** REQUEST **
Reproduce the lines of the data below verbatim, starting at the line that contains "- square-point: [853, 368, 876, 391]" and stopping after the line that contains "- square-point: [795, 194, 818, 217]".

** INPUT DATA **
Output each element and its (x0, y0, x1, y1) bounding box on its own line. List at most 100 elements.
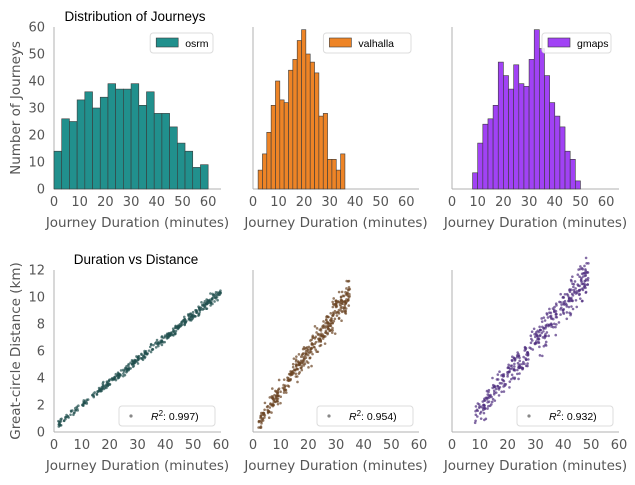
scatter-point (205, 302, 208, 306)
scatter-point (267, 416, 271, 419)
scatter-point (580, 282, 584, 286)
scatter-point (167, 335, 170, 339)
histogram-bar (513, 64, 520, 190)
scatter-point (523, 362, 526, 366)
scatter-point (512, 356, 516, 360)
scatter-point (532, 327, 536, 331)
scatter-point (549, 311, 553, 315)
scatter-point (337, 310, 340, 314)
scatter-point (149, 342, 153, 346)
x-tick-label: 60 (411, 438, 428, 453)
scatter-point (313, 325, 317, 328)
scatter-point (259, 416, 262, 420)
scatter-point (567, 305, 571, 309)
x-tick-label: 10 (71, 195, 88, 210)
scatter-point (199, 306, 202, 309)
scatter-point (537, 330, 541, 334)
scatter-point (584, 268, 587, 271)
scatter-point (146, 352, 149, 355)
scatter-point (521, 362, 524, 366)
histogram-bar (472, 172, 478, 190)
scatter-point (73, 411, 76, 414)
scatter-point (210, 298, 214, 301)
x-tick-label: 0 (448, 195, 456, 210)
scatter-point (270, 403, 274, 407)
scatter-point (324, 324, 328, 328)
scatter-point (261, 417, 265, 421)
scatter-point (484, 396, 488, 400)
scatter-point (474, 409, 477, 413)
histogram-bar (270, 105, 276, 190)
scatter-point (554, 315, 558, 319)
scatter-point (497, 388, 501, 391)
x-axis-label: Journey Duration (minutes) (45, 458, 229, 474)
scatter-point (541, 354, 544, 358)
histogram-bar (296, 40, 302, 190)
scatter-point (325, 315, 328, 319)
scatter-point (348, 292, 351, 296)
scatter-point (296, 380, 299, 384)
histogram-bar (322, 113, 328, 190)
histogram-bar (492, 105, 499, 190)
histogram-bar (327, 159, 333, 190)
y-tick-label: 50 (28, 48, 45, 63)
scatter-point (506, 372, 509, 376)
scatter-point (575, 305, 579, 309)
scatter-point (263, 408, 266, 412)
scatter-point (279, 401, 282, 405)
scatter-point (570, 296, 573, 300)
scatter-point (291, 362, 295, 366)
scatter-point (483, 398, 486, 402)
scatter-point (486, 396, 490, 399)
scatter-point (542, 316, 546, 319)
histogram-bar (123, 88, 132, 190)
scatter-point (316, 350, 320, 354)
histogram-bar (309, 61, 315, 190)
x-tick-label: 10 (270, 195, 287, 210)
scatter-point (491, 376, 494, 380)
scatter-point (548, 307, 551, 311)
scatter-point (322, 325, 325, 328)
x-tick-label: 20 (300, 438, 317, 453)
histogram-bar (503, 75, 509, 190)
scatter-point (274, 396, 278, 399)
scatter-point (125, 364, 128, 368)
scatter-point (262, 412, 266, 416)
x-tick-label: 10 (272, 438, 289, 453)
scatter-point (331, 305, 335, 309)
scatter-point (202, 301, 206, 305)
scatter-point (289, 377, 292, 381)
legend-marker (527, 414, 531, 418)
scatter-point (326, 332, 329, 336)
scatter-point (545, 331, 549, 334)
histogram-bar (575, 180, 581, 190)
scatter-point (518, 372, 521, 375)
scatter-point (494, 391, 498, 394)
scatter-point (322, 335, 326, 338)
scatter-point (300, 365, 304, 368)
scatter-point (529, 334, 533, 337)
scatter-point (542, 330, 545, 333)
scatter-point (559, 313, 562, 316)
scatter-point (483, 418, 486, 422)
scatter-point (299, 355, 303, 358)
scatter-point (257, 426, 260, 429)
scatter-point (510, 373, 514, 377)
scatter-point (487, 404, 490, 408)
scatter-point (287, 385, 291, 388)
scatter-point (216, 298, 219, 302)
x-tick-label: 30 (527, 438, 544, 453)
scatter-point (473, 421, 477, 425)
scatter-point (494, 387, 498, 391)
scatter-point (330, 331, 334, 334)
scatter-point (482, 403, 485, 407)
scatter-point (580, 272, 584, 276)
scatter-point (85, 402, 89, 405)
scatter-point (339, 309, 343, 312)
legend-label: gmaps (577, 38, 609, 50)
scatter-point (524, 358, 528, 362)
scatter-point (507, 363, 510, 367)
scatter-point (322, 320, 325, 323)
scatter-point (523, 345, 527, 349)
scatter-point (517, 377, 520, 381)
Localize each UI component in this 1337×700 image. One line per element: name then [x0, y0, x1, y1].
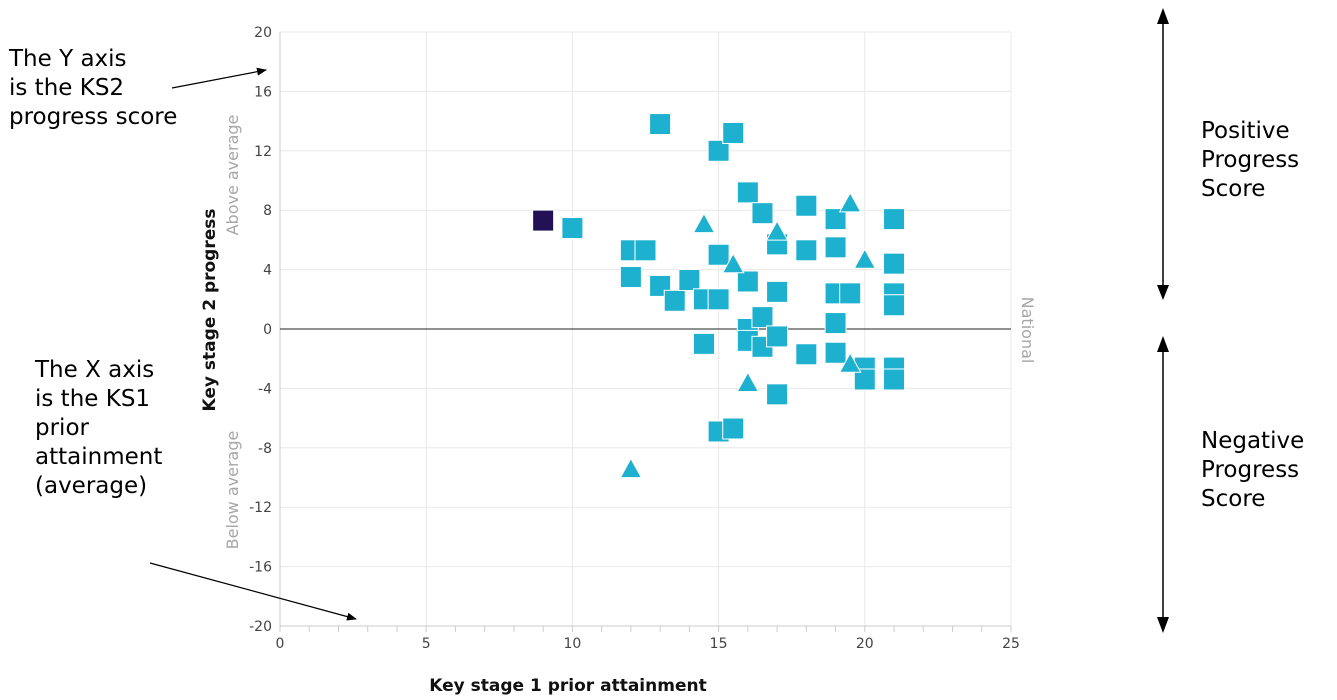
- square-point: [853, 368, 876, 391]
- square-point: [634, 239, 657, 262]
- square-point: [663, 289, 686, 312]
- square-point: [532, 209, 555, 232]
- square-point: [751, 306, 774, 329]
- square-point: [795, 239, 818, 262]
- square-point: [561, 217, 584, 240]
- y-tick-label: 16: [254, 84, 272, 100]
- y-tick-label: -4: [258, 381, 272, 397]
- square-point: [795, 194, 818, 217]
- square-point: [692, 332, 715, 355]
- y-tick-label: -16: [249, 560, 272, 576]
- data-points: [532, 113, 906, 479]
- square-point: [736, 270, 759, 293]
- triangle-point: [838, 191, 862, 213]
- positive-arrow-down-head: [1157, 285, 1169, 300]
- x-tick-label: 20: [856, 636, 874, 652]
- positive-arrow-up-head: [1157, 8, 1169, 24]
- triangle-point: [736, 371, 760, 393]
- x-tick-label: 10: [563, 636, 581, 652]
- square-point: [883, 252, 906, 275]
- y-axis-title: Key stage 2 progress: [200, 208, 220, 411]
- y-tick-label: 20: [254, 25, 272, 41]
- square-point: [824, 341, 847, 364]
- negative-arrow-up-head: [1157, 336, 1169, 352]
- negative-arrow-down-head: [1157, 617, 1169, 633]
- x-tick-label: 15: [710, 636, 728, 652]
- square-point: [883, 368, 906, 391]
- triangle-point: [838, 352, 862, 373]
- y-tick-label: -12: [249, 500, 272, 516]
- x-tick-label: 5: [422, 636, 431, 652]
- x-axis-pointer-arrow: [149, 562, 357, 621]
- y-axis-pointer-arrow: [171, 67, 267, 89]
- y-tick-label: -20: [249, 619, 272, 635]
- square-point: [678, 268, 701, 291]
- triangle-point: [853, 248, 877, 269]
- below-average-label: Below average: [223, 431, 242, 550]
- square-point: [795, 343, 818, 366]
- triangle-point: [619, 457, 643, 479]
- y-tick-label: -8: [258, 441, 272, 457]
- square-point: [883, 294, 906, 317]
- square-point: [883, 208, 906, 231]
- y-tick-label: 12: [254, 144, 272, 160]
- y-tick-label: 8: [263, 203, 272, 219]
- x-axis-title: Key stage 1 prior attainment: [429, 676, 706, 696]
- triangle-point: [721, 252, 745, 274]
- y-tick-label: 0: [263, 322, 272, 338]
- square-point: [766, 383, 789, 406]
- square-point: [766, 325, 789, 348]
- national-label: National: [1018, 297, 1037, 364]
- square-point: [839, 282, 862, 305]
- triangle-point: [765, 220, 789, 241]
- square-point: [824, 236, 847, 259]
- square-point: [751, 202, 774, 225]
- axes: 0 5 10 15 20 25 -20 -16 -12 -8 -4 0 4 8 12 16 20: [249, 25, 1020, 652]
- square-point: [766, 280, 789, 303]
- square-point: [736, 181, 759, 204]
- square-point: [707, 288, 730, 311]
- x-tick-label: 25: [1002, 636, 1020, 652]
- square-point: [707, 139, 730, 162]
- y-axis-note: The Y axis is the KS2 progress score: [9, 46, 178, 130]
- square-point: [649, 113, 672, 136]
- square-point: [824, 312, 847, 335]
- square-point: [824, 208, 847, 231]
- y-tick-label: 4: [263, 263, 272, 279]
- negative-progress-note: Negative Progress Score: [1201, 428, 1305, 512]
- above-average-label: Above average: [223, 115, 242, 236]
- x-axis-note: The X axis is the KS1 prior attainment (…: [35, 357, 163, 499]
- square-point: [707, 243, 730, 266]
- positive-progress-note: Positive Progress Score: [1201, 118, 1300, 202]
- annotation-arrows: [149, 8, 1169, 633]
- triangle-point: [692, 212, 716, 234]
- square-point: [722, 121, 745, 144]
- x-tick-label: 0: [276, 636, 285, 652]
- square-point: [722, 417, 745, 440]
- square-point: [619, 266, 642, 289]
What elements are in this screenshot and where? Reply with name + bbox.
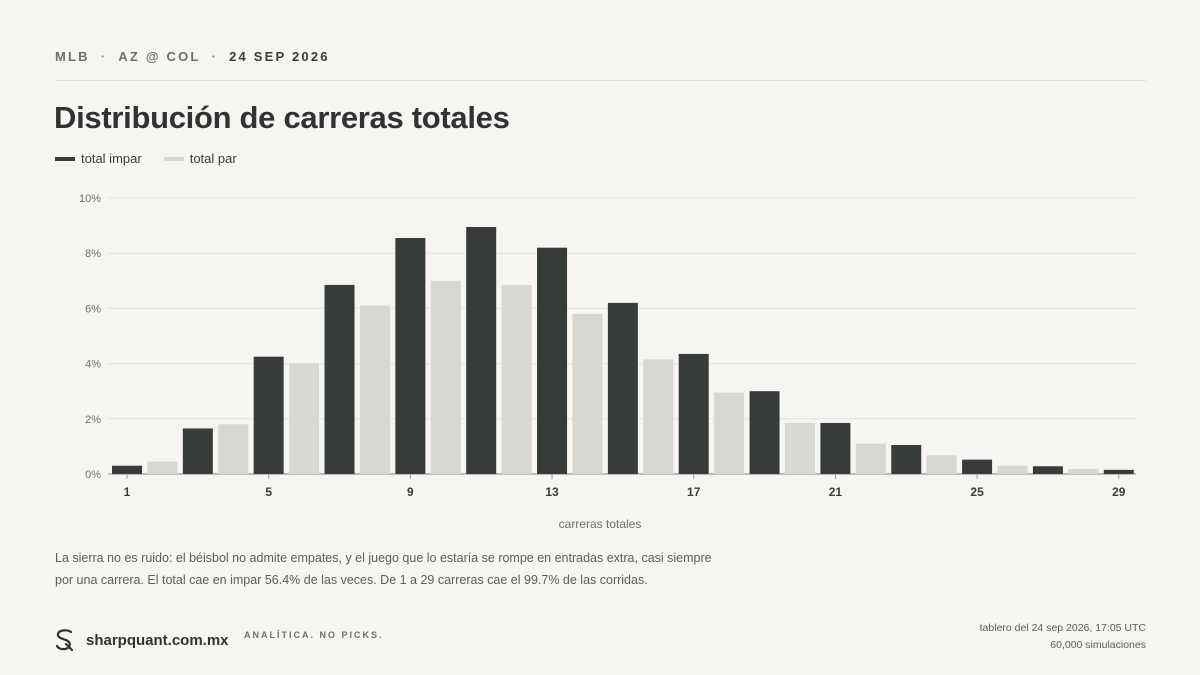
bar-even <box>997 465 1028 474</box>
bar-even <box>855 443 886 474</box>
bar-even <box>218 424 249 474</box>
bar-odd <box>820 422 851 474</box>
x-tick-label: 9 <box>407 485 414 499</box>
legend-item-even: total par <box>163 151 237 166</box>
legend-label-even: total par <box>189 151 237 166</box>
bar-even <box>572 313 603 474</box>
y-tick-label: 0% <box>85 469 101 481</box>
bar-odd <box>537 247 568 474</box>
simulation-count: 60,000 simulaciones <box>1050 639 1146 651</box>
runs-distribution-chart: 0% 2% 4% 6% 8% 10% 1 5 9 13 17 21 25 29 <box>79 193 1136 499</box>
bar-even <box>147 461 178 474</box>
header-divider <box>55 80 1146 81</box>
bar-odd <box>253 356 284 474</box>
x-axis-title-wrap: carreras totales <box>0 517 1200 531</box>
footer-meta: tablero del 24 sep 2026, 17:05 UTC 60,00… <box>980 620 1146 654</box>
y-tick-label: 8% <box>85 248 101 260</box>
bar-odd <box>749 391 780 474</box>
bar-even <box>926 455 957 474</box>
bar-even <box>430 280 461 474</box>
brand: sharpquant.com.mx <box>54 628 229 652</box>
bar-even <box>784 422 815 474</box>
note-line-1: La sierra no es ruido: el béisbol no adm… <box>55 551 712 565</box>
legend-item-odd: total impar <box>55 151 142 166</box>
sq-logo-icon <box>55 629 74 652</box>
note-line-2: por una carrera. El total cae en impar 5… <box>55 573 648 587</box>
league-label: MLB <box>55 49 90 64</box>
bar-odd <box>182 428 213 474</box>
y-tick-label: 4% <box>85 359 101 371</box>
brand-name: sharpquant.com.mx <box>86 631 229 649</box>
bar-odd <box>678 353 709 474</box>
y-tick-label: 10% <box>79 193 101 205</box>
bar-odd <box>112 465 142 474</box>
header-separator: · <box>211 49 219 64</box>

** FINAL ANSWER **
- square-point: [853, 368, 876, 391]
- square-point: [634, 239, 657, 262]
- square-point: [663, 289, 686, 312]
- square-point: [532, 209, 555, 232]
- square-point: [751, 306, 774, 329]
- square-point: [795, 239, 818, 262]
- square-point: [561, 217, 584, 240]
- y-tick-label: 16: [254, 84, 272, 100]
- y-tick-label: -4: [258, 381, 272, 397]
- square-point: [795, 194, 818, 217]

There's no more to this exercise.